• _Aim_
Rewrite the data lines from the one holding "series-marker — [843, 690, 857, 704]" through the one holding "x-tick-label: M12 — [1095, 735, 1142, 762]", inclusive, replacing "series-marker" with "point-marker" and leaving everything else unchanged.

• _Dataset records_
□ □ □ □ □ □ □

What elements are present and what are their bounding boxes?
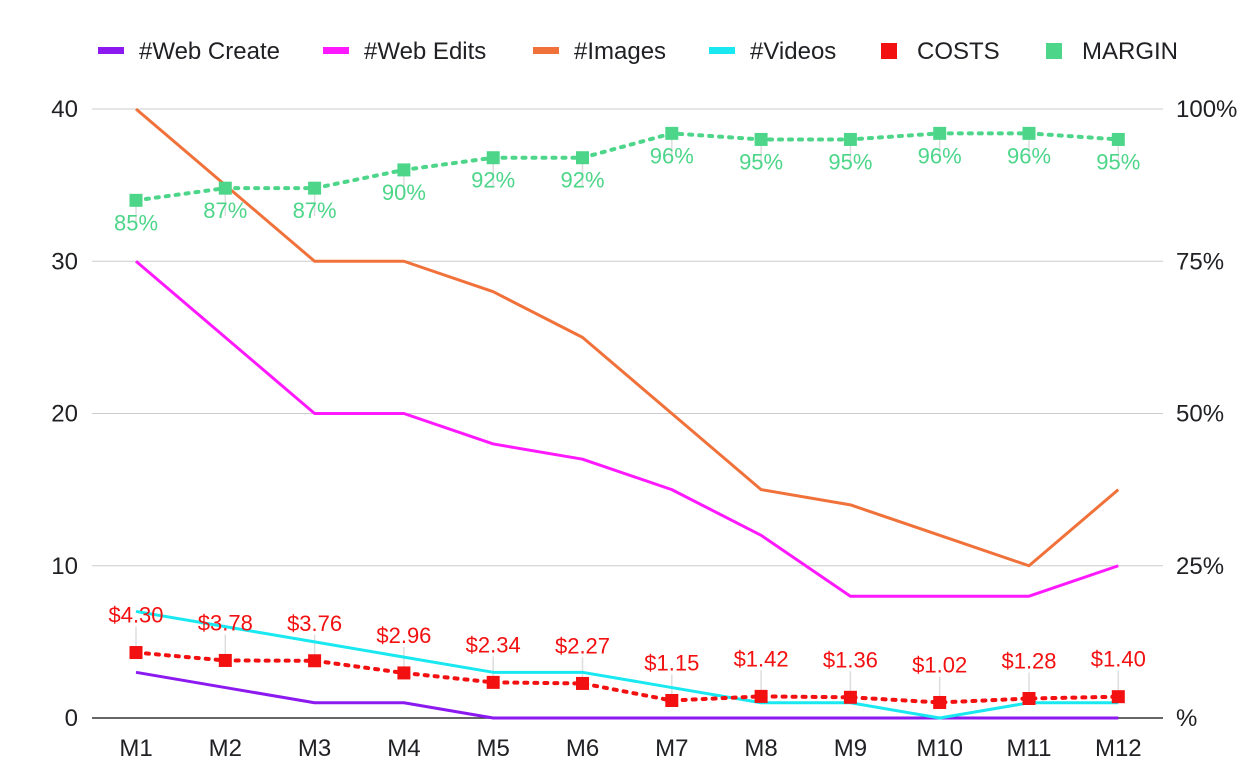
series-marker — [843, 690, 857, 704]
legend-label: #Web Create — [139, 38, 280, 65]
series-layer — [129, 107, 1125, 720]
series-marker — [665, 693, 679, 707]
x-tick-label: M4 — [387, 735, 420, 762]
legend-label: COSTS — [917, 38, 1000, 65]
x-tick-label: M9 — [834, 735, 867, 762]
series-marker — [486, 675, 500, 689]
series-marker — [933, 126, 947, 140]
series-marker — [754, 132, 768, 146]
y-right-tick-label: 50% — [1176, 401, 1224, 428]
data-label: 92% — [560, 168, 604, 193]
data-label: 96% — [918, 143, 962, 168]
legend-swatch — [1046, 43, 1062, 59]
series-marker — [665, 126, 679, 140]
data-label: $4.30 — [108, 603, 163, 628]
series-line — [135, 260, 1119, 598]
x-tick-label: M5 — [477, 735, 510, 762]
data-label: $1.36 — [823, 647, 878, 672]
data-label: $2.34 — [466, 632, 521, 657]
series-marker — [1022, 126, 1036, 140]
x-tick-label: M1 — [119, 735, 152, 762]
x-tick-label: M2 — [209, 735, 242, 762]
x-tick-label: M7 — [655, 735, 688, 762]
series-marker — [1111, 132, 1125, 146]
y-left-tick-label: 20 — [51, 401, 78, 428]
series-marker — [486, 151, 500, 165]
data-label-layer: $4.30 $3.78 $3.76 $2.96 $2.34 $2.27 $1.15 $1.42… — [108, 143, 1145, 677]
y-left-tick-label: 40 — [51, 96, 78, 123]
series-marker — [754, 689, 768, 703]
x-tick-label: M10 — [916, 735, 963, 762]
series-line — [135, 107, 1120, 568]
series-marker — [1111, 690, 1125, 704]
data-label: 96% — [650, 143, 694, 168]
series-line — [134, 131, 1121, 203]
x-tick-label: M3 — [298, 735, 331, 762]
data-label: $3.76 — [287, 611, 342, 636]
y-right-tick-label: % — [1176, 705, 1197, 732]
data-label: 87% — [293, 198, 337, 223]
data-label: 95% — [1096, 149, 1140, 174]
y-right-tick-label: 25% — [1176, 553, 1224, 580]
data-label: 96% — [1007, 143, 1051, 168]
series-marker — [218, 181, 232, 195]
data-label: $1.28 — [1001, 649, 1056, 674]
data-label: $1.15 — [644, 650, 699, 675]
series-marker — [933, 695, 947, 709]
x-tick-label: M12 — [1095, 735, 1142, 762]
axes: 0 % 10 25% 20 50% 30 75% 40 100% M1 M2 M3 M4 M5 M6 M7 M8 M… — [51, 96, 1237, 762]
y-left-tick-label: 30 — [51, 248, 78, 275]
data-label: $2.27 — [555, 633, 610, 658]
legend-swatch — [323, 47, 349, 54]
series-marker — [129, 646, 143, 660]
series-line — [134, 650, 1121, 705]
legend-label: #Images — [574, 38, 666, 65]
series-marker — [397, 163, 411, 177]
legend-label: #Videos — [750, 38, 836, 65]
series-marker — [308, 181, 322, 195]
legend-swatch — [98, 47, 124, 54]
series-marker — [397, 666, 411, 680]
data-label: 95% — [828, 149, 872, 174]
series-marker — [576, 151, 589, 165]
data-label: $1.42 — [734, 646, 789, 671]
y-right-tick-label: 100% — [1176, 96, 1237, 123]
data-label: 92% — [471, 168, 515, 193]
x-tick-label: M8 — [744, 735, 777, 762]
y-left-tick-label: 10 — [51, 553, 78, 580]
data-label: $1.02 — [912, 652, 967, 677]
series-marker — [308, 654, 322, 668]
legend: #Web Create #Web Edits #Images #Videos COSTS… — [98, 38, 1178, 65]
series-marker — [1022, 692, 1036, 706]
data-label: $3.78 — [198, 610, 253, 635]
x-tick-label: M11 — [1007, 735, 1052, 762]
data-label: $1.40 — [1091, 647, 1146, 672]
data-label: 87% — [203, 198, 247, 223]
series-marker — [218, 653, 232, 667]
data-label: $2.96 — [376, 623, 431, 648]
legend-label: #Web Edits — [364, 38, 486, 65]
series-line — [135, 670, 1119, 720]
y-right-tick-label: 75% — [1176, 248, 1224, 275]
legend-swatch — [881, 43, 897, 59]
series-marker — [576, 676, 589, 690]
series-line — [135, 609, 1119, 720]
y-left-tick-label: 0 — [65, 705, 78, 732]
series-marker — [843, 132, 857, 146]
series-marker — [129, 193, 143, 207]
data-label: 90% — [382, 180, 426, 205]
data-label: 95% — [739, 149, 783, 174]
legend-label: MARGIN — [1082, 38, 1178, 65]
data-label: 85% — [114, 210, 158, 235]
x-tick-label: M6 — [566, 735, 599, 762]
legend-swatch — [709, 47, 735, 54]
legend-swatch — [533, 47, 559, 54]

□ □ □ □ □ □ □

• _Response below_
point-marker — [843, 690, 857, 704]
legend-label: #Web Create — [139, 38, 280, 65]
series-layer — [129, 107, 1125, 720]
point-marker — [665, 693, 679, 707]
x-tick-label: M4 — [387, 735, 420, 762]
legend-label: COSTS — [917, 38, 1000, 65]
x-tick-label: M9 — [834, 735, 867, 762]
point-marker — [486, 675, 500, 689]
point-marker — [933, 126, 947, 140]
point-marker — [754, 132, 768, 146]
y-right-tick-label: 50% — [1176, 401, 1224, 428]
data-label: 92% — [560, 168, 604, 193]
data-label: 96% — [918, 143, 962, 168]
legend-swatch — [1046, 43, 1062, 59]
point-marker — [665, 126, 679, 140]
data-label: $4.30 — [108, 603, 163, 628]
series-line — [135, 260, 1119, 598]
x-tick-label: M5 — [477, 735, 510, 762]
data-label: $1.36 — [823, 647, 878, 672]
data-label: $2.34 — [466, 632, 521, 657]
point-marker — [1022, 126, 1036, 140]
x-tick-label: M1 — [119, 735, 152, 762]
x-tick-label: M2 — [209, 735, 242, 762]
x-tick-label: M7 — [655, 735, 688, 762]
point-marker — [1111, 132, 1125, 146]
y-left-tick-label: 20 — [51, 401, 78, 428]
point-marker — [486, 151, 500, 165]
data-label-layer: $4.30 $3.78 $3.76 $2.96 $2.34 $2.27 $1.15 $1.42… — [108, 143, 1145, 677]
y-left-tick-label: 40 — [51, 96, 78, 123]
point-marker — [754, 689, 768, 703]
x-tick-label: M10 — [916, 735, 963, 762]
series-line — [135, 107, 1120, 568]
point-marker — [1111, 690, 1125, 704]
data-label: 96% — [650, 143, 694, 168]
series-line — [134, 131, 1121, 203]
x-tick-label: M3 — [298, 735, 331, 762]
data-label: $3.76 — [287, 611, 342, 636]
y-right-tick-label: % — [1176, 705, 1197, 732]
data-label: 87% — [293, 198, 337, 223]
data-label: 95% — [1096, 149, 1140, 174]
y-right-tick-label: 25% — [1176, 553, 1224, 580]
data-label: 96% — [1007, 143, 1051, 168]
point-marker — [218, 181, 232, 195]
data-label: $1.28 — [1001, 649, 1056, 674]
data-label: $1.15 — [644, 650, 699, 675]
point-marker — [933, 695, 947, 709]
x-tick-label: M12 — [1095, 735, 1142, 762]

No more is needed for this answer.